Task instructions =
Copy out the lines that include the word "equal".

Material provided =

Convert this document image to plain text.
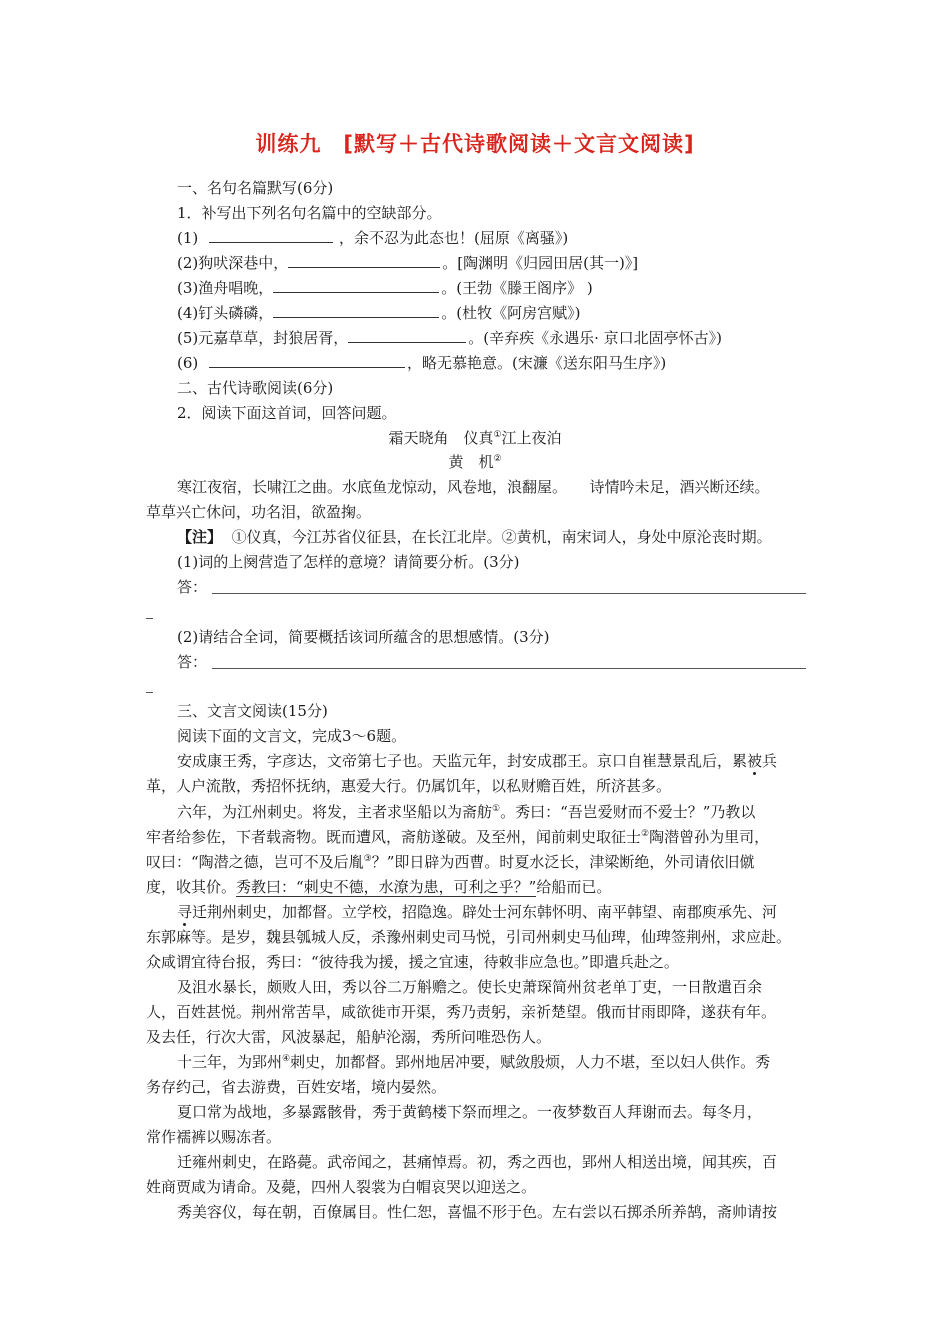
训练九　[默写＋古代诗歌阅读＋文言文阅读]
一、名句名篇默写(6分)
1．补写出下列名句名篇中的空缺部分。
(1)	，余不忍为此态也！(屈原《离骚》)
(2)狗吠深巷中，	。[陶渊明《归园田居(其一)》]
(3)渔舟唱晚，	。(王勃《滕王阁序》 )
(4)钉头磷磷，	。(杜牧《阿房宫赋》)
(5)元嘉草草，封狼居胥，	。(辛弃疾《永遇乐· 京口北固亭怀古》)
(6)	，略无慕艳意。(宋濂《送东阳马生序》)
二、古代诗歌阅读(6分)
2．阅读下面这首词，回答问题。
霜天晓角　仪真①江上夜泊
黄　机②
寒江夜宿，长啸江之曲。水底鱼龙惊动，风卷地，浪翻屋。　　诗情吟未足，酒兴断还续。
草草兴亡休问，功名泪，欲盈掬。
【注】 ①仪真，今江苏省仪征县，在长江北岸。②黄机，南宋词人，身处中原沦丧时期。
(1)词的上阕营造了怎样的意境？请简要分析。(3分)
答：
(2)请结合全词，简要概括该词所蕴含的思想感情。(3分)
答：
三、文言文阅读(15分)
阅读下面的文言文，完成3～6题。
安成康王秀，字彦达，文帝第七子也。天监元年，封安成郡王。京口自崔慧景乱后，累被兵
革，人户流散，秀招怀抚纳，惠爱大行。仍属饥年，以私财赡百姓，所济甚多。
六年，为江州刺史。将发，主者求坚船以为斋舫①。秀曰：“吾岂爱财而不爱士？”乃教以
牢者给参佐，下者载斋物。既而遭风，斋舫遂破。及至州，闻前刺史取征士②陶潜曾孙为里司，
叹曰：“陶潜之德，岂可不及后胤③？”即日辟为西曹。时夏水泛长，津梁断绝，外司请依旧僦
度，收其价。秀教曰：“刺史不德，水潦为患，可利之乎？”给船而已。
寻迁荆州刺史，加都督。立学校，招隐逸。辟处士河东韩怀明、南平韩望、南郡庾承先、河
东郭麻等。是岁，魏县瓠城人反，杀豫州刺史司马悦，引司州刺史马仙琕，仙琕签荆州，求应赴。
众咸谓宜待台报，秀曰：“彼待我为援，援之宜速，待敕非应急也。”即遣兵赴之。
及沮水暴长，颇败人田，秀以谷二万斛赡之。使长史萧琛简州贫老单丁吏，一日散遣百余
人，百姓甚悦。荆州常苦旱，咸欲徙市开渠，秀乃责躬，亲祈楚望。俄而甘雨即降，遂获有年。
及去任，行次大雷，风波暴起，船舻沦溺，秀所问唯恐伤人。
十三年，为郢州④刺史，加都督。郢州地居冲要，赋敛殷烦，人力不堪，至以妇人供作。秀
务存约己，省去游费，百姓安堵，境内晏然。
夏口常为战地，多暴露骸骨，秀于黄鹤楼下祭而埋之。一夜梦数百人拜谢而去。每冬月，
常作襦裤以赐冻者。
迁雍州刺史，在路薨。武帝闻之，甚痛悼焉。初，秀之西也，郢州人相送出境，闻其疾，百
姓商贾咸为请命。及薨，四州人裂裳为白帽哀哭以迎送之。
秀美容仪，每在朝，百僚属目。性仁恕，喜愠不形于色。左右尝以石掷杀所养鹄，斋帅请按
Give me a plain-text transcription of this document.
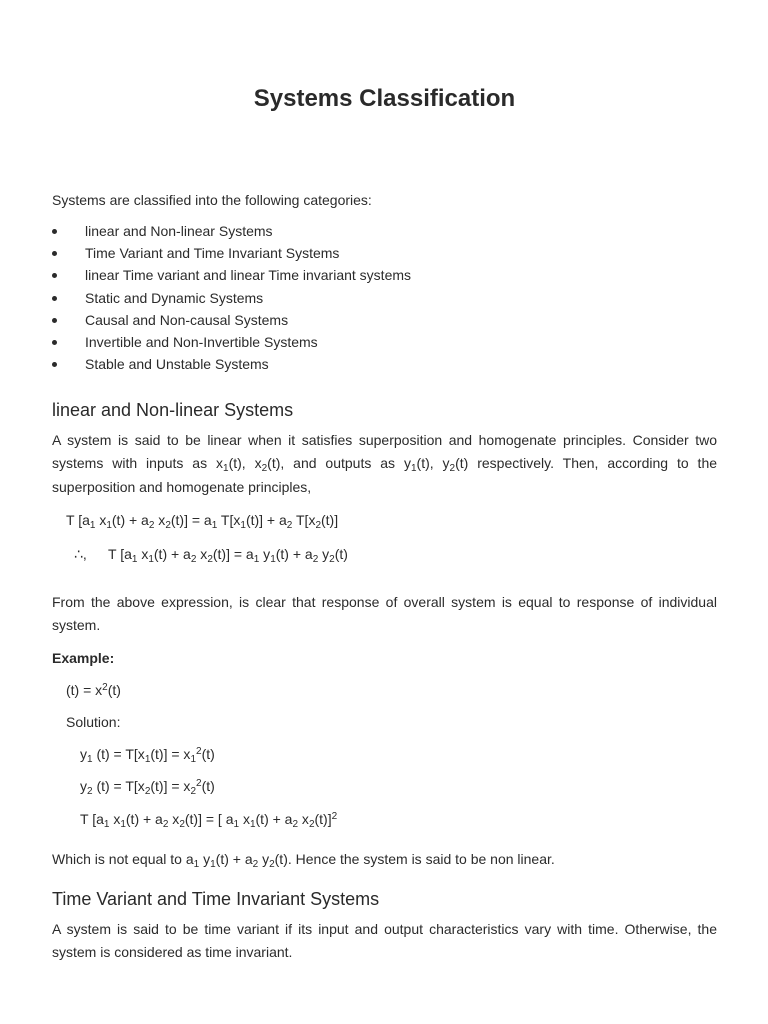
Systems Classification

Systems are classified into the following categories:

linear and Non-linear Systems
Time Variant and Time Invariant Systems
linear Time variant and linear Time invariant systems
Static and Dynamic Systems
Causal and Non-causal Systems
Invertible and Non-Invertible Systems
Stable and Unstable Systems
linear and Non-linear Systems

A system is said to be linear when it satisfies superposition and homogenate principles. Consider two systems with inputs as $x_1(t)$, $x_2(t)$, and outputs as $y_1(t)$, $y_2(t)$ respectively. Then, according to the superposition and homogenate principles,

T [$a_1$ $x_1(t) + a_2$ $x_2(t)] = a_1$ $T[x_1(t)] + a_2$ $T[x_2(t)]$

∴, T [$a_1$ $x_1(t) + a_2$ $x_2(t)] = a_1$ $y_1(t) + a_2$ $y_2(t)$

From the above expression, is clear that response of overall system is equal to response of individual system.

Example:

$(t) = x^2(t)$

Solution:

$y_1$ $(t) = T[x_1(t)] = x_1^2(t)$

$y_2$ $(t) = T[x_2(t)] = x_2^2(t)$

T [$a_1$ $x_1(t) + a_2$ $x_2(t)$] = [ $a_1$ $x_1(t) + a_2$ $x_2(t)]^2$

Which is not equal to $a_1$ $y_1(t) + a_2$ $y_2(t)$. Hence the system is said to be non linear.

Time Variant and Time Invariant Systems

A system is said to be time variant if its input and output characteristics vary with time. Otherwise, the system is considered as time invariant.
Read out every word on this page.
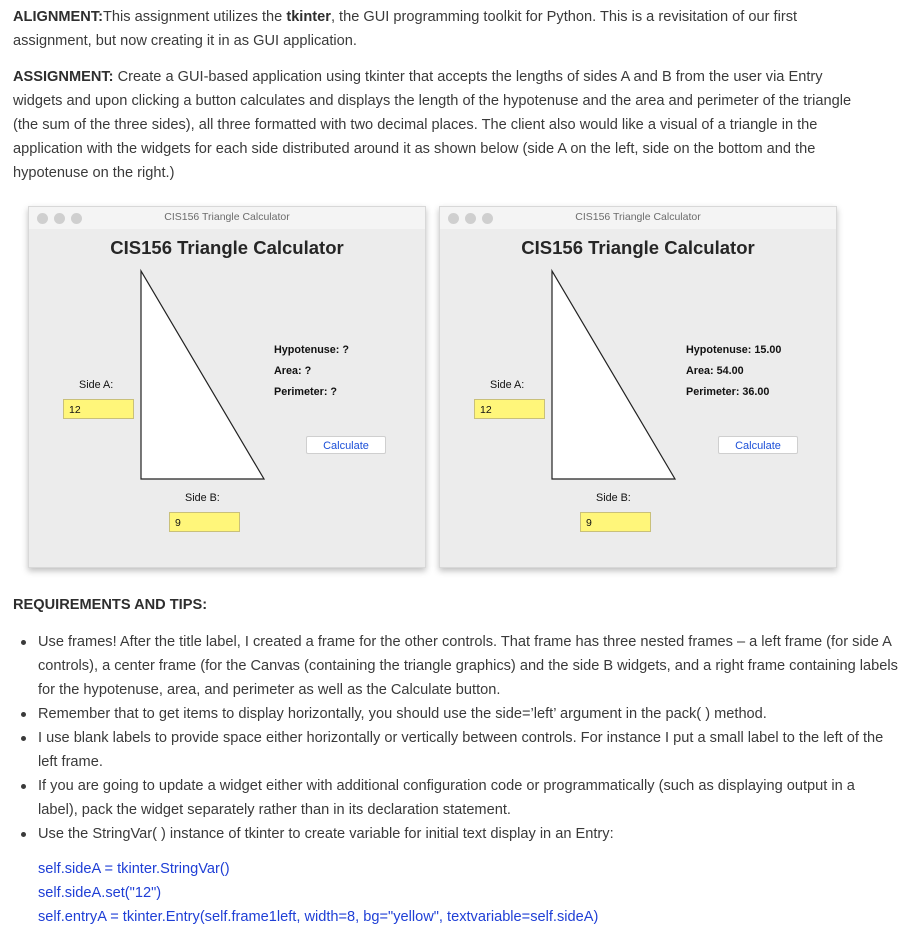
ALIGNMENT:This assignment utilizes the tkinter, the GUI programming toolkit for Python. This is a revisitation of our first assignment, but now creating it in as GUI application.
ASSIGNMENT: Create a GUI-based application using tkinter that accepts the lengths of sides A and B from the user via Entry widgets and upon clicking a button calculates and displays the length of the hypotenuse and the area and perimeter of the triangle (the sum of the three sides), all three formatted with two decimal places. The client also would like a visual of a triangle in the application with the widgets for each side distributed around it as shown below (side A on the left, side on the bottom and the hypotenuse on the right.)
CIS156 Triangle Calculator
CIS156 Triangle Calculator
Hypotenuse: ?
Area: ?
Perimeter: ?
Side A:
12
Calculate
Side B:
9
CIS156 Triangle Calculator
CIS156 Triangle Calculator
Hypotenuse: 15.00
Area: 54.00
Perimeter: 36.00
Side A:
12
Calculate
Side B:
9
REQUIREMENTS AND TIPS:
Use frames! After the title label, I created a frame for the other controls. That frame has three nested frames – a left frame (for side A controls), a center frame (for the Canvas (containing the triangle graphics) and the side B widgets, and a right frame containing labels for the hypotenuse, area, and perimeter as well as the Calculate button.
Remember that to get items to display horizontally, you should use the side=’left’ argument in the pack( ) method.
I use blank labels to provide space either horizontally or vertically between controls. For instance I put a small label to the left of the left frame.
If you are going to update a widget either with additional configuration code or programmatically (such as displaying output in a label), pack the widget separately rather than in its declaration statement.
Use the StringVar( ) instance of tkinter to create variable for initial text display in an Entry:
self.sideA = tkinter.StringVar()
self.sideA.set("12")
self.entryA = tkinter.Entry(self.frame1left, width=8, bg="yellow", textvariable=self.sideA)
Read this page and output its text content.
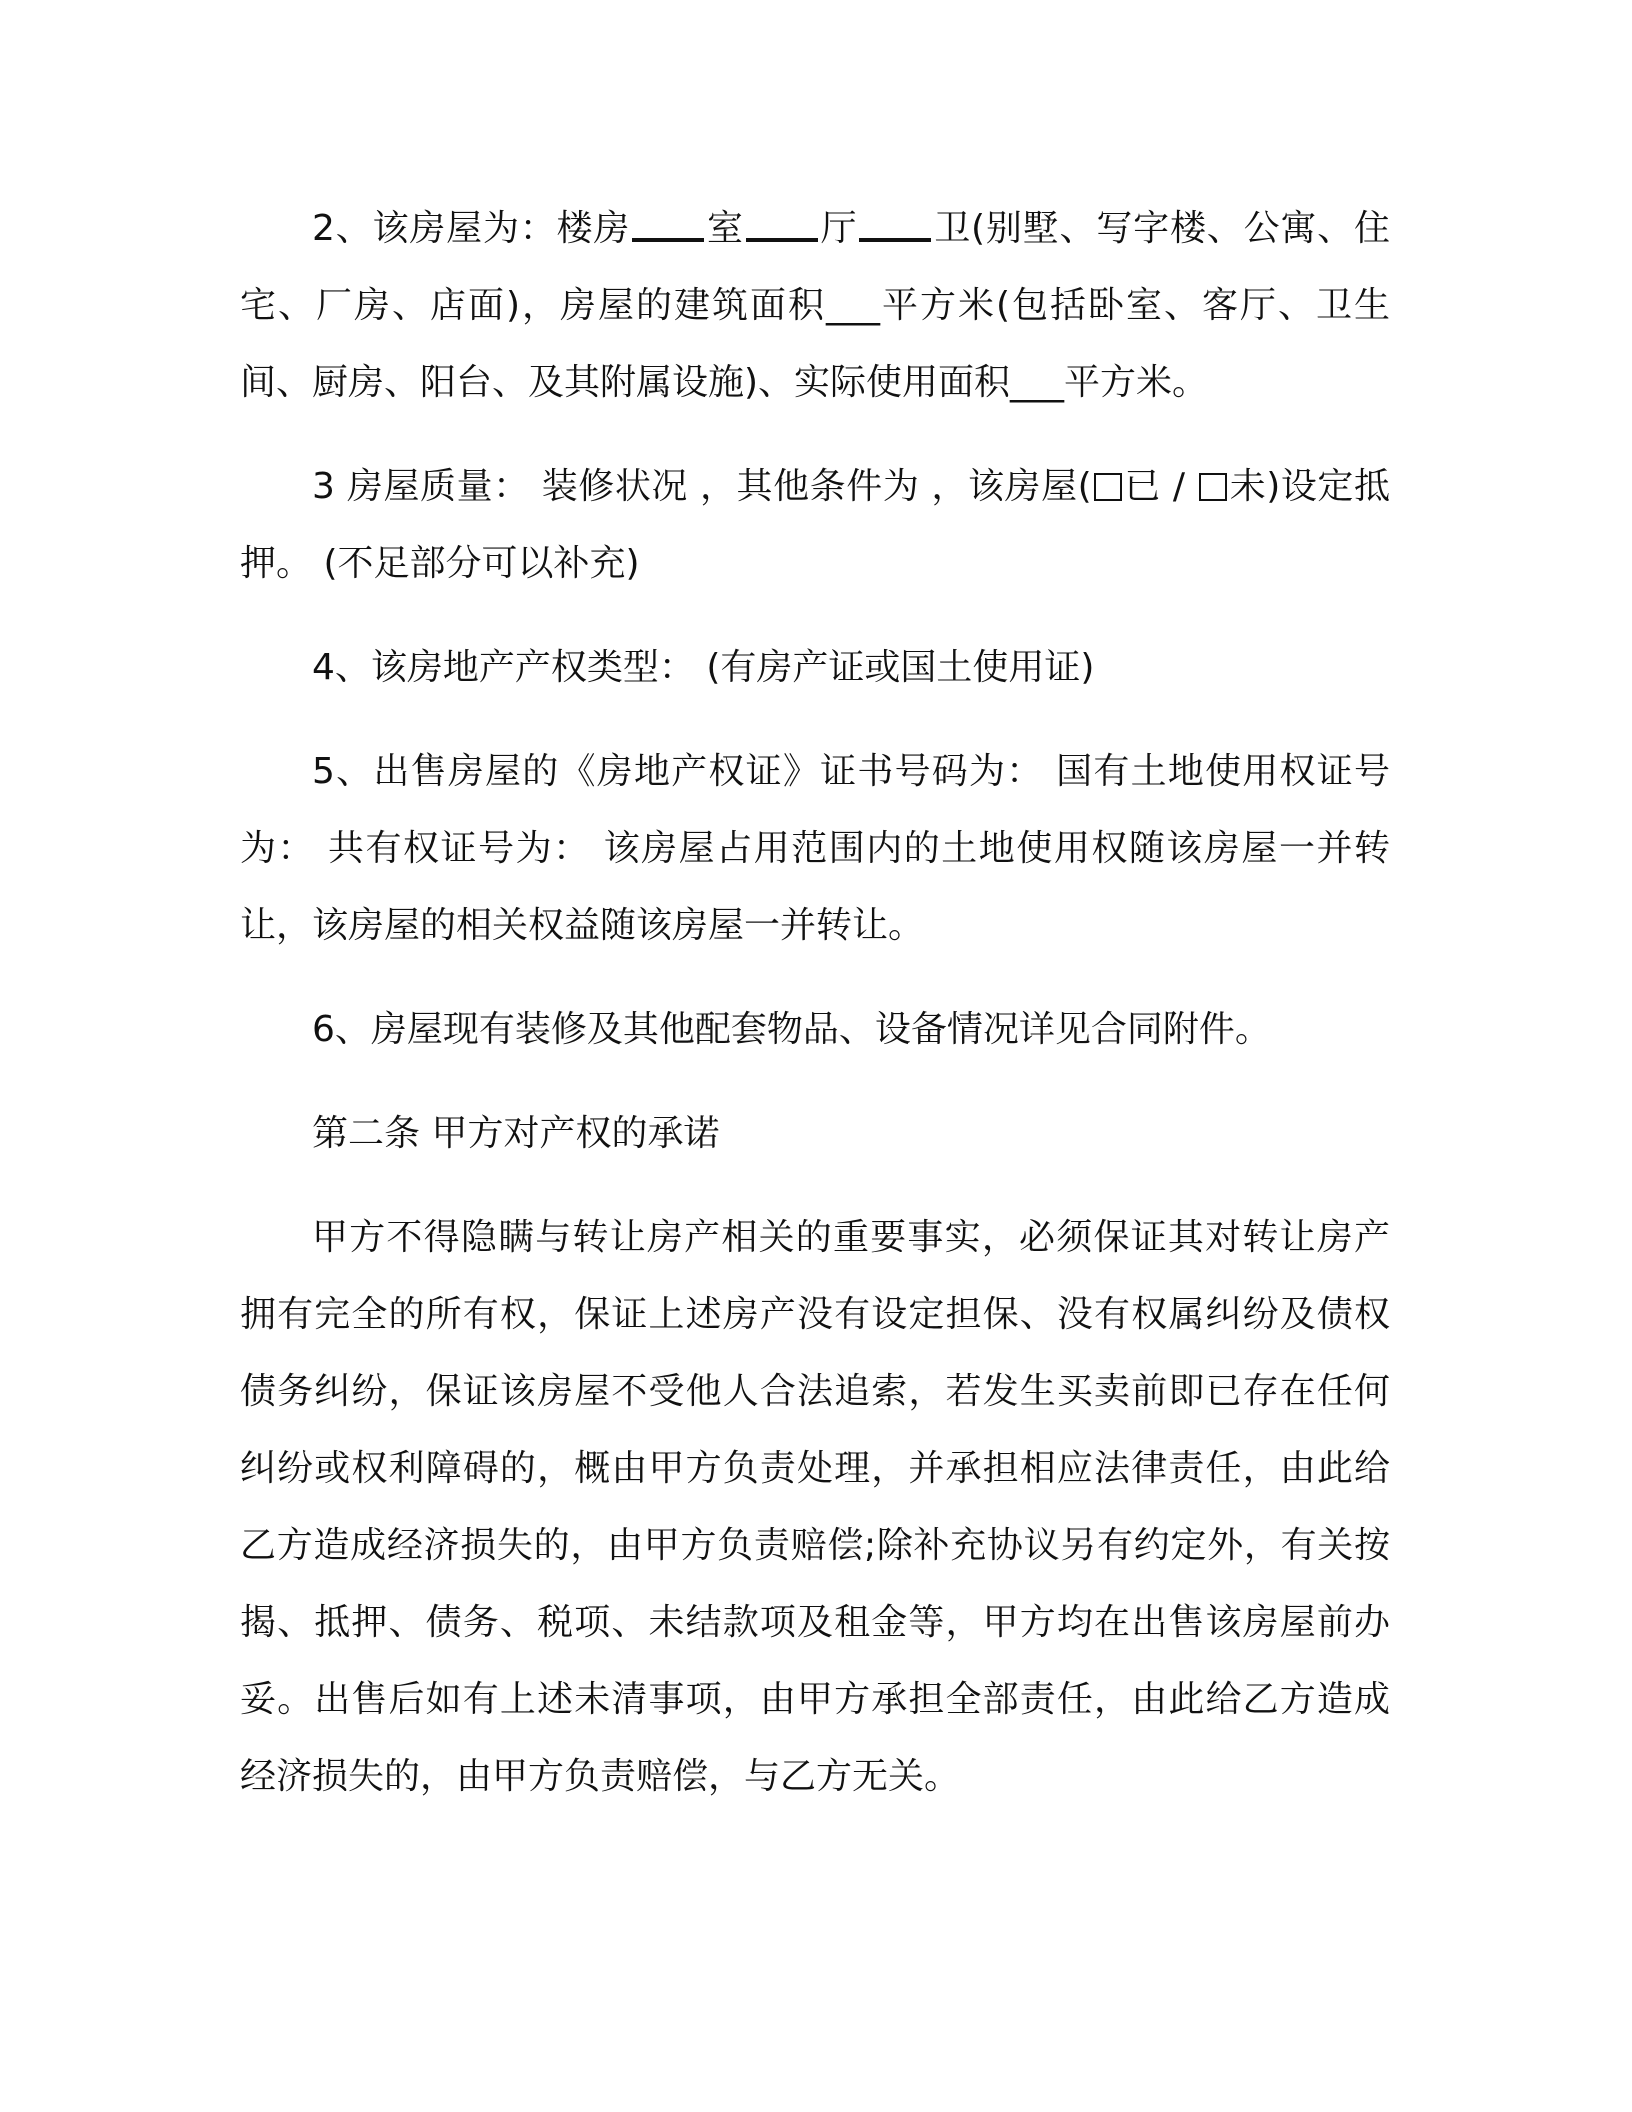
2、该房屋为：楼房 室 厅 卫(别墅、写字楼、公寓、住宅、厂房、店面)，房屋的建筑面积___平方米(包括卧室、客厅、卫生间、厨房、阳台、及其附属设施)、实际使用面积___平方米。

3 房屋质量： 装修状况 ，其他条件为 ，该房屋( 已 / 未)设定抵押。 (不足部分可以补充)

4、该房地产产权类型： (有房产证或国土使用证)

5、出售房屋的《房地产权证》证书号码为： 国有土地使用权证号为： 共有权证号为： 该房屋占用范围内的土地使用权随该房屋一并转让，该房屋的相关权益随该房屋一并转让。

6、房屋现有装修及其他配套物品、设备情况详见合同附件。

第二条 甲方对产权的承诺

甲方不得隐瞒与转让房产相关的重要事实，必须保证其对转让房产拥有完全的所有权，保证上述房产没有设定担保、没有权属纠纷及债权债务纠纷，保证该房屋不受他人合法追索，若发生买卖前即已存在任何纠纷或权利障碍的，概由甲方负责处理，并承担相应法律责任，由此给乙方造成经济损失的，由甲方负责赔偿;除补充协议另有约定外，有关按揭、抵押、债务、税项、未结款项及租金等，甲方均在出售该房屋前办妥。出售后如有上述未清事项，由甲方承担全部责任，由此给乙方造成经济损失的，由甲方负责赔偿，与乙方无关。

Solution below =
From the above expression, is clear that response of overall system is equal to response of individual system.
Which is not equal to $a_1$ $y_1(t) + a_2$ $y_2(t)$. Hence the system is said to be non linear.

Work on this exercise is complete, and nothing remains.